Extracted data entries:
::::::
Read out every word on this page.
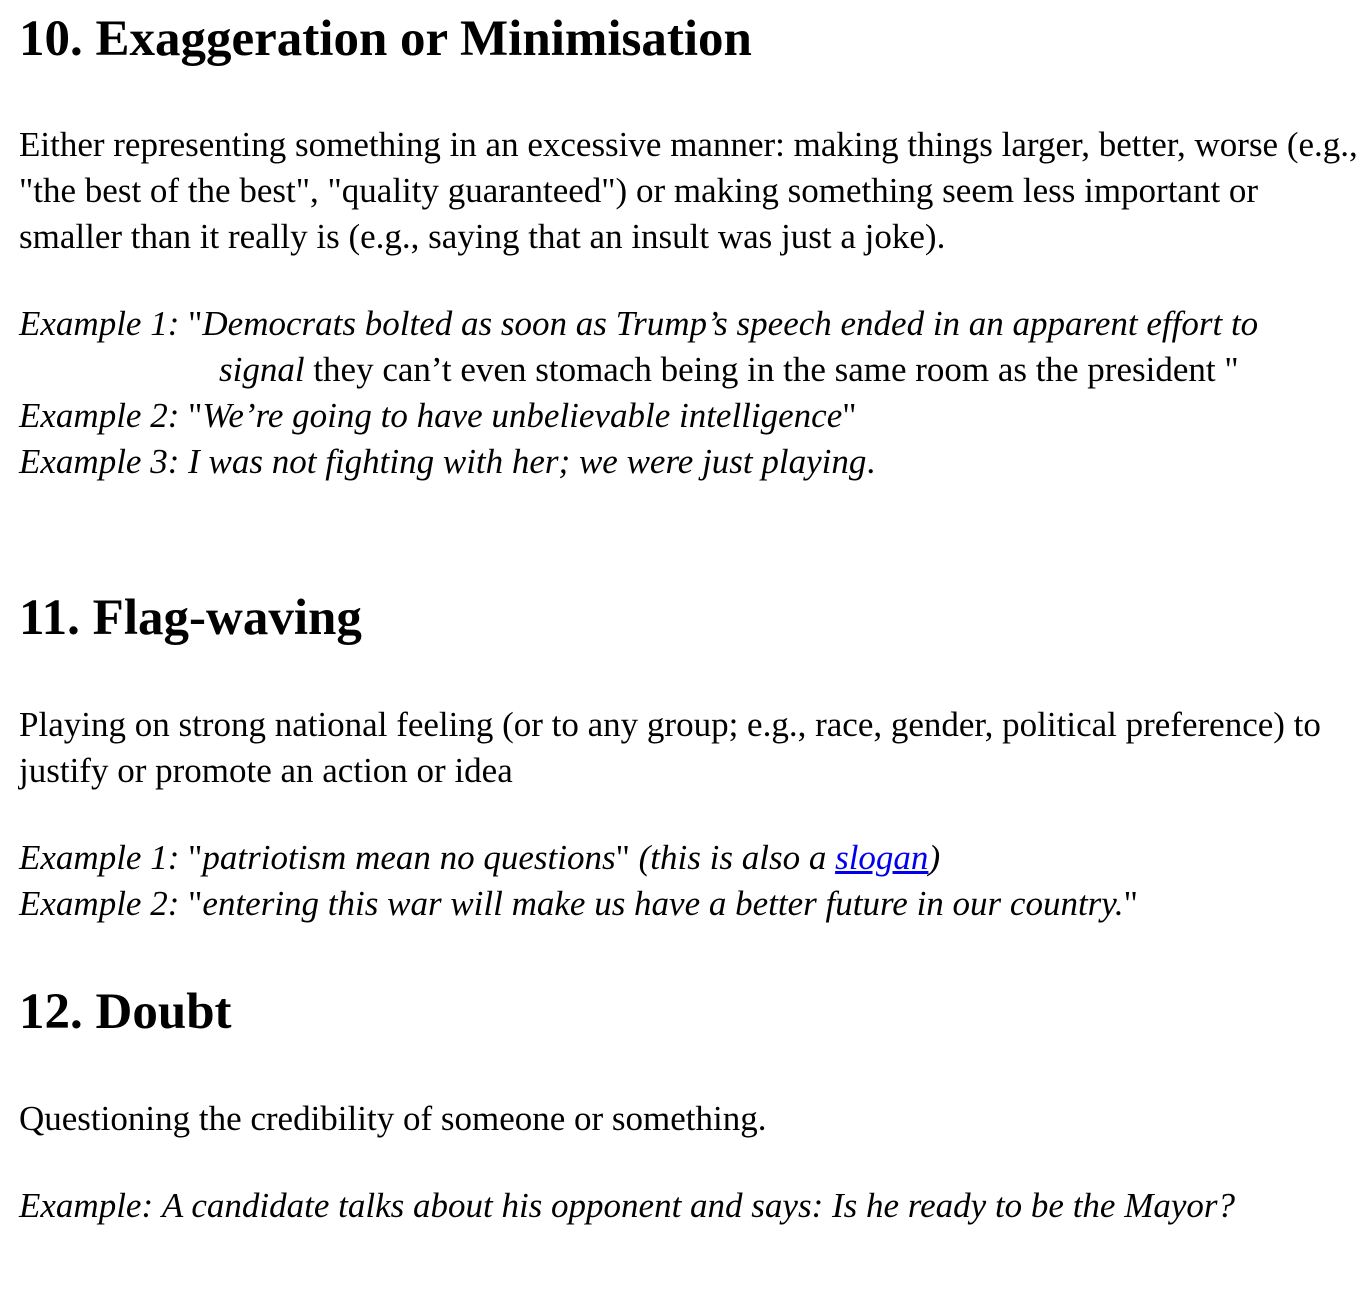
10. Exaggeration or Minimisation

Either representing something in an excessive manner: making things larger, better, worse (e.g., "the best of the best", "quality guaranteed") or making something seem less important or smaller than it really is (e.g., saying that an insult was just a joke).

Example 1: "Democrats bolted as soon as Trump’s speech ended in an apparent effort to signal they can’t even stomach being in the same room as the president "

Example 2: "We’re going to have unbelievable intelligence"

Example 3: I was not fighting with her; we were just playing.

11. Flag-waving

Playing on strong national feeling (or to any group; e.g., race, gender, political preference) to justify or promote an action or idea

Example 1: "patriotism mean no questions" (this is also a slogan)

Example 2: "entering this war will make us have a better future in our country."

12. Doubt

Questioning the credibility of someone or something.

Example: A candidate talks about his opponent and says: Is he ready to be the Mayor?
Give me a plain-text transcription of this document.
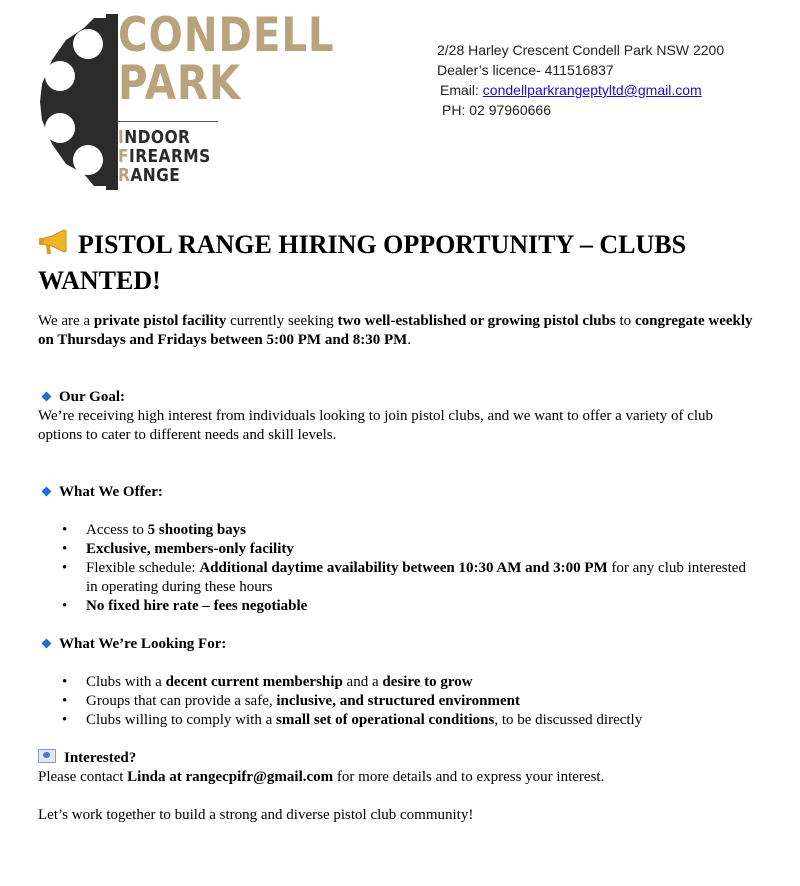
CONDELL
PARK
INDOOR
FIREARMS
RANGE
2/28 Harley Crescent Condell Park NSW 2200
Dealer’s licence- 411516837
Email: condellparkrangeptyltd@gmail.com
PH: 02 97960666
PISTOL RANGE HIRING OPPORTUNITY – CLUBS WANTED!

We are a private pistol facility currently seeking two well-established or growing pistol clubs to congregate weekly on Thursdays and Fridays between 5:00 PM and 8:30 PM.

Our Goal:

We’re receiving high interest from individuals looking to join pistol clubs, and we want to offer a variety of club options to cater to different needs and skill levels.

What We Offer:
• Access to 5 shooting bays
• Exclusive, members-only facility
• Flexible schedule: Additional daytime availability between 10:30 AM and 3:00 PM for any club interested in operating during these hours
• No fixed hire rate – fees negotiable
What We’re Looking For:
• Clubs with a decent current membership and a desire to grow
• Groups that can provide a safe, inclusive, and structured environment
• Clubs willing to comply with a small set of operational conditions, to be discussed directly
Interested?

Please contact Linda at rangecpifr@gmail.com for more details and to express your interest.

Let’s work together to build a strong and diverse pistol club community!
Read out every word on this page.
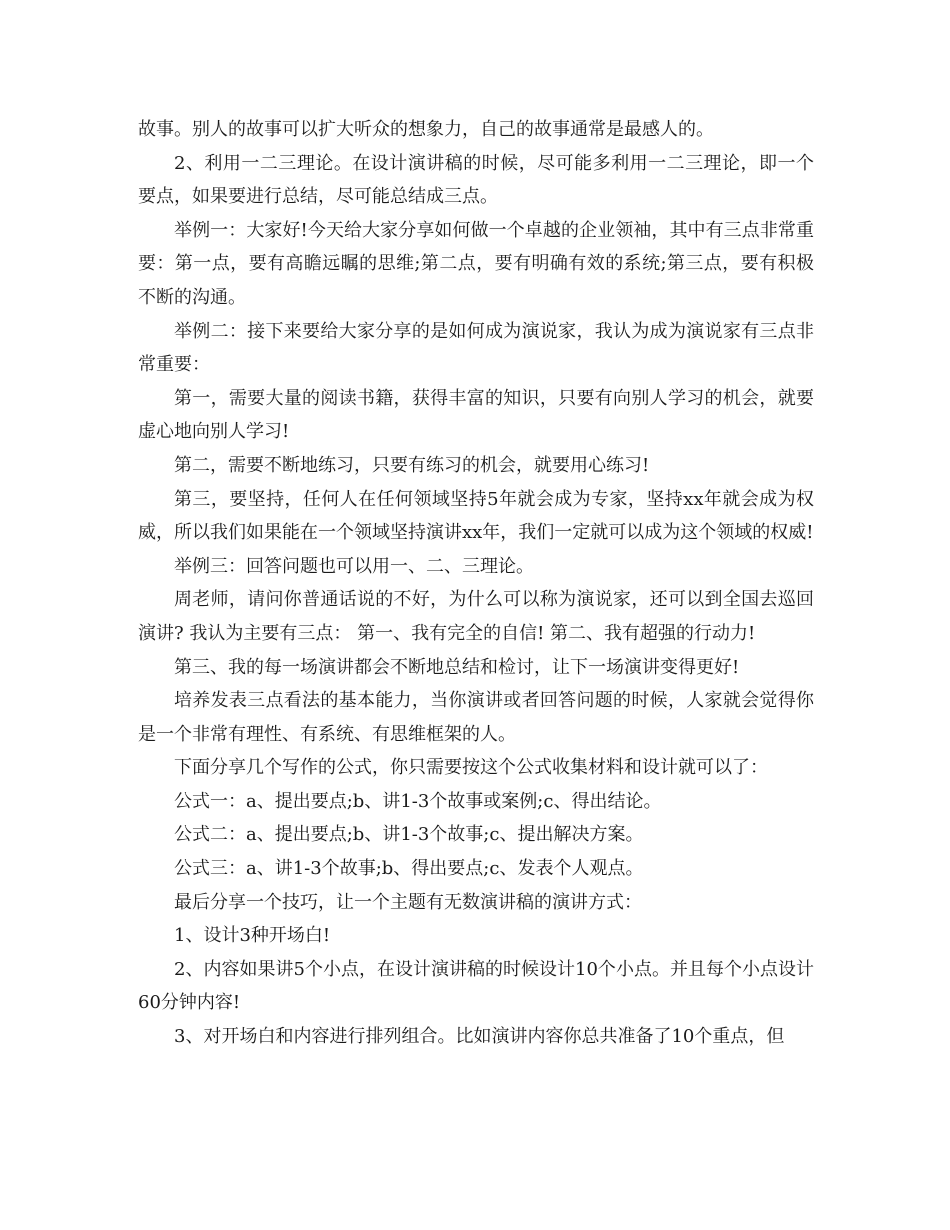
故事。别人的故事可以扩大听众的想象力，自己的故事通常是最感人的。

2、利用一二三理论。在设计演讲稿的时候，尽可能多利用一二三理论，即一个要点，如果要进行总结，尽可能总结成三点。

举例一：大家好!今天给大家分享如何做一个卓越的企业领袖，其中有三点非常重要：第一点，要有高瞻远瞩的思维;第二点，要有明确有效的系统;第三点，要有积极不断的沟通。

举例二：接下来要给大家分享的是如何成为演说家，我认为成为演说家有三点非常重要：

第一，需要大量的阅读书籍，获得丰富的知识，只要有向别人学习的机会，就要虚心地向别人学习!

第二，需要不断地练习，只要有练习的机会，就要用心练习!

第三，要坚持，任何人在任何领域坚持5年就会成为专家，坚持xx年就会成为权威，所以我们如果能在一个领域坚持演讲xx年，我们一定就可以成为这个领域的权威!

举例三：回答问题也可以用一、二、三理论。

周老师，请问你普通话说的不好，为什么可以称为演说家，还可以到全国去巡回演讲? 我认为主要有三点： 第一、我有完全的自信! 第二、我有超强的行动力!

第三、我的每一场演讲都会不断地总结和检讨，让下一场演讲变得更好!

培养发表三点看法的基本能力，当你演讲或者回答问题的时候，人家就会觉得你是一个非常有理性、有系统、有思维框架的人。

下面分享几个写作的公式，你只需要按这个公式收集材料和设计就可以了：

公式一：a、提出要点;b、讲1-3个故事或案例;c、得出结论。

公式二：a、提出要点;b、讲1-3个故事;c、提出解决方案。

公式三：a、讲1-3个故事;b、得出要点;c、发表个人观点。

最后分享一个技巧，让一个主题有无数演讲稿的演讲方式：

1、设计3种开场白!

2、内容如果讲5个小点，在设计演讲稿的时候设计10个小点。并且每个小点设计60分钟内容!

3、对开场白和内容进行排列组合。比如演讲内容你总共准备了10个重点，但
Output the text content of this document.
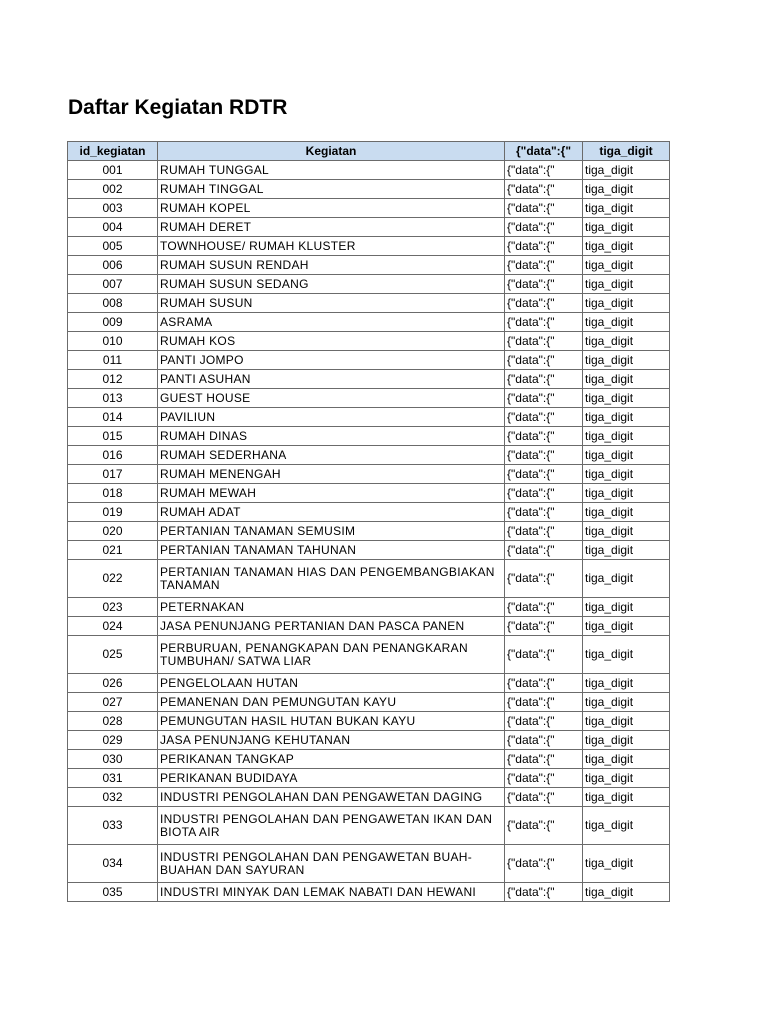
Daftar Kegiatan RDTR
id_kegiatan	Kegiatan	{"data":{"	tiga_digit
001	RUMAH TUNGGAL	{"data":{"	tiga_digit
002	RUMAH TINGGAL	{"data":{"	tiga_digit
003	RUMAH KOPEL	{"data":{"	tiga_digit
004	RUMAH DERET	{"data":{"	tiga_digit
005	TOWNHOUSE/ RUMAH KLUSTER	{"data":{"	tiga_digit
006	RUMAH SUSUN RENDAH	{"data":{"	tiga_digit
007	RUMAH SUSUN SEDANG	{"data":{"	tiga_digit
008	RUMAH SUSUN	{"data":{"	tiga_digit
009	ASRAMA	{"data":{"	tiga_digit
010	RUMAH KOS	{"data":{"	tiga_digit
011	PANTI JOMPO	{"data":{"	tiga_digit
012	PANTI ASUHAN	{"data":{"	tiga_digit
013	GUEST HOUSE	{"data":{"	tiga_digit
014	PAVILIUN	{"data":{"	tiga_digit
015	RUMAH DINAS	{"data":{"	tiga_digit
016	RUMAH SEDERHANA	{"data":{"	tiga_digit
017	RUMAH MENENGAH	{"data":{"	tiga_digit
018	RUMAH MEWAH	{"data":{"	tiga_digit
019	RUMAH ADAT	{"data":{"	tiga_digit
020	PERTANIAN TANAMAN SEMUSIM	{"data":{"	tiga_digit
021	PERTANIAN TANAMAN TAHUNAN	{"data":{"	tiga_digit
022	PERTANIAN TANAMAN HIAS DAN PENGEMBANGBIAKAN TANAMAN	{"data":{"	tiga_digit
023	PETERNAKAN	{"data":{"	tiga_digit
024	JASA PENUNJANG PERTANIAN DAN PASCA PANEN	{"data":{"	tiga_digit
025	PERBURUAN, PENANGKAPAN DAN PENANGKARAN TUMBUHAN/ SATWA LIAR	{"data":{"	tiga_digit
026	PENGELOLAAN HUTAN	{"data":{"	tiga_digit
027	PEMANENAN DAN PEMUNGUTAN KAYU	{"data":{"	tiga_digit
028	PEMUNGUTAN HASIL HUTAN BUKAN KAYU	{"data":{"	tiga_digit
029	JASA PENUNJANG KEHUTANAN	{"data":{"	tiga_digit
030	PERIKANAN TANGKAP	{"data":{"	tiga_digit
031	PERIKANAN BUDIDAYA	{"data":{"	tiga_digit
032	INDUSTRI PENGOLAHAN DAN PENGAWETAN DAGING	{"data":{"	tiga_digit
033	INDUSTRI PENGOLAHAN DAN PENGAWETAN IKAN DAN BIOTA AIR	{"data":{"	tiga_digit
034	INDUSTRI PENGOLAHAN DAN PENGAWETAN BUAH-BUAHAN DAN SAYURAN	{"data":{"	tiga_digit
035	INDUSTRI MINYAK DAN LEMAK NABATI DAN HEWANI	{"data":{"	tiga_digit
::::::
* [To be done]: Transcribe the whole listing, character for character, but not its images.

* [Written answer]:
Read out every word on this page.
10. Exaggeration or Minimisation

Either representing something in an excessive manner: making things larger, better, worse (e.g., "the best of the best", "quality guaranteed") or making something seem less important or smaller than it really is (e.g., saying that an insult was just a joke).

Example 1: "Democrats bolted as soon as Trump’s speech ended in an apparent effort to signal they can’t even stomach being in the same room as the president "

Example 2: "We’re going to have unbelievable intelligence"

Example 3: I was not fighting with her; we were just playing.

11. Flag-waving

Playing on strong national feeling (or to any group; e.g., race, gender, political preference) to justify or promote an action or idea

Example 1: "patriotism mean no questions" (this is also a slogan)

Example 2: "entering this war will make us have a better future in our country."

12. Doubt

Questioning the credibility of someone or something.

Example: A candidate talks about his opponent and says: Is he ready to be the Mayor?
Give me a plain-text transcription of this document.
CONDELL
PARK
INDOOR
FIREARMS
RANGE
2/28 Harley Crescent Condell Park NSW 2200
Dealer’s licence- 411516837
Email: condellparkrangeptyltd@gmail.com
PH: 02 97960666
PISTOL RANGE HIRING OPPORTUNITY – CLUBS WANTED!

We are a private pistol facility currently seeking two well-established or growing pistol clubs to congregate weekly on Thursdays and Fridays between 5:00 PM and 8:30 PM.

Our Goal:

We’re receiving high interest from individuals looking to join pistol clubs, and we want to offer a variety of club options to cater to different needs and skill levels.

What We Offer:
• Access to 5 shooting bays
• Exclusive, members-only facility
• Flexible schedule: Additional daytime availability between 10:30 AM and 3:00 PM for any club interested in operating during these hours
• No fixed hire rate – fees negotiable
What We’re Looking For:
• Clubs with a decent current membership and a desire to grow
• Groups that can provide a safe, inclusive, and structured environment
• Clubs willing to comply with a small set of operational conditions, to be discussed directly
Interested?

Please contact Linda at rangecpifr@gmail.com for more details and to express your interest.

Let’s work together to build a strong and diverse pistol club community!
Read out every word on this page.
故事。别人的故事可以扩大听众的想象力，自己的故事通常是最感人的。

2、利用一二三理论。在设计演讲稿的时候，尽可能多利用一二三理论，即一个要点，如果要进行总结，尽可能总结成三点。

举例一：大家好!今天给大家分享如何做一个卓越的企业领袖，其中有三点非常重要：第一点，要有高瞻远瞩的思维;第二点，要有明确有效的系统;第三点，要有积极不断的沟通。

举例二：接下来要给大家分享的是如何成为演说家，我认为成为演说家有三点非常重要：

第一，需要大量的阅读书籍，获得丰富的知识，只要有向别人学习的机会，就要虚心地向别人学习!

第二，需要不断地练习，只要有练习的机会，就要用心练习!

第三，要坚持，任何人在任何领域坚持5年就会成为专家，坚持xx年就会成为权威，所以我们如果能在一个领域坚持演讲xx年，我们一定就可以成为这个领域的权威!

举例三：回答问题也可以用一、二、三理论。

周老师，请问你普通话说的不好，为什么可以称为演说家，还可以到全国去巡回演讲? 我认为主要有三点： 第一、我有完全的自信! 第二、我有超强的行动力!

第三、我的每一场演讲都会不断地总结和检讨，让下一场演讲变得更好!

培养发表三点看法的基本能力，当你演讲或者回答问题的时候，人家就会觉得你是一个非常有理性、有系统、有思维框架的人。

下面分享几个写作的公式，你只需要按这个公式收集材料和设计就可以了：

公式一：a、提出要点;b、讲1-3个故事或案例;c、得出结论。

公式二：a、提出要点;b、讲1-3个故事;c、提出解决方案。

公式三：a、讲1-3个故事;b、得出要点;c、发表个人观点。

最后分享一个技巧，让一个主题有无数演讲稿的演讲方式：

1、设计3种开场白!

2、内容如果讲5个小点，在设计演讲稿的时候设计10个小点。并且每个小点设计60分钟内容!

3、对开场白和内容进行排列组合。比如演讲内容你总共准备了10个重点，但
Output the text content of this document.
Daftar Kegiatan RDTR
id_kegiatan	Kegiatan	{"data":{"	tiga_digit
001	RUMAH TUNGGAL	{"data":{"	tiga_digit
002	RUMAH TINGGAL	{"data":{"	tiga_digit
003	RUMAH KOPEL	{"data":{"	tiga_digit
004	RUMAH DERET	{"data":{"	tiga_digit
005	TOWNHOUSE/ RUMAH KLUSTER	{"data":{"	tiga_digit
006	RUMAH SUSUN RENDAH	{"data":{"	tiga_digit
007	RUMAH SUSUN SEDANG	{"data":{"	tiga_digit
008	RUMAH SUSUN	{"data":{"	tiga_digit
009	ASRAMA	{"data":{"	tiga_digit
010	RUMAH KOS	{"data":{"	tiga_digit
011	PANTI JOMPO	{"data":{"	tiga_digit
012	PANTI ASUHAN	{"data":{"	tiga_digit
013	GUEST HOUSE	{"data":{"	tiga_digit
014	PAVILIUN	{"data":{"	tiga_digit
015	RUMAH DINAS	{"data":{"	tiga_digit
016	RUMAH SEDERHANA	{"data":{"	tiga_digit
017	RUMAH MENENGAH	{"data":{"	tiga_digit
018	RUMAH MEWAH	{"data":{"	tiga_digit
019	RUMAH ADAT	{"data":{"	tiga_digit
020	PERTANIAN TANAMAN SEMUSIM	{"data":{"	tiga_digit
021	PERTANIAN TANAMAN TAHUNAN	{"data":{"	tiga_digit
022	PERTANIAN TANAMAN HIAS DAN PENGEMBANGBIAKAN TANAMAN	{"data":{"	tiga_digit
023	PETERNAKAN	{"data":{"	tiga_digit
024	JASA PENUNJANG PERTANIAN DAN PASCA PANEN	{"data":{"	tiga_digit
025	PERBURUAN, PENANGKAPAN DAN PENANGKARAN TUMBUHAN/ SATWA LIAR	{"data":{"	tiga_digit
026	PENGELOLAAN HUTAN	{"data":{"	tiga_digit
027	PEMANENAN DAN PEMUNGUTAN KAYU	{"data":{"	tiga_digit
028	PEMUNGUTAN HASIL HUTAN BUKAN KAYU	{"data":{"	tiga_digit
029	JASA PENUNJANG KEHUTANAN	{"data":{"	tiga_digit
030	PERIKANAN TANGKAP	{"data":{"	tiga_digit
031	PERIKANAN BUDIDAYA	{"data":{"	tiga_digit
032	INDUSTRI PENGOLAHAN DAN PENGAWETAN DAGING	{"data":{"	tiga_digit
033	INDUSTRI PENGOLAHAN DAN PENGAWETAN IKAN DAN BIOTA AIR	{"data":{"	tiga_digit
034	INDUSTRI PENGOLAHAN DAN PENGAWETAN BUAH-BUAHAN DAN SAYURAN	{"data":{"	tiga_digit
035	INDUSTRI MINYAK DAN LEMAK NABATI DAN HEWANI	{"data":{"	tiga_digit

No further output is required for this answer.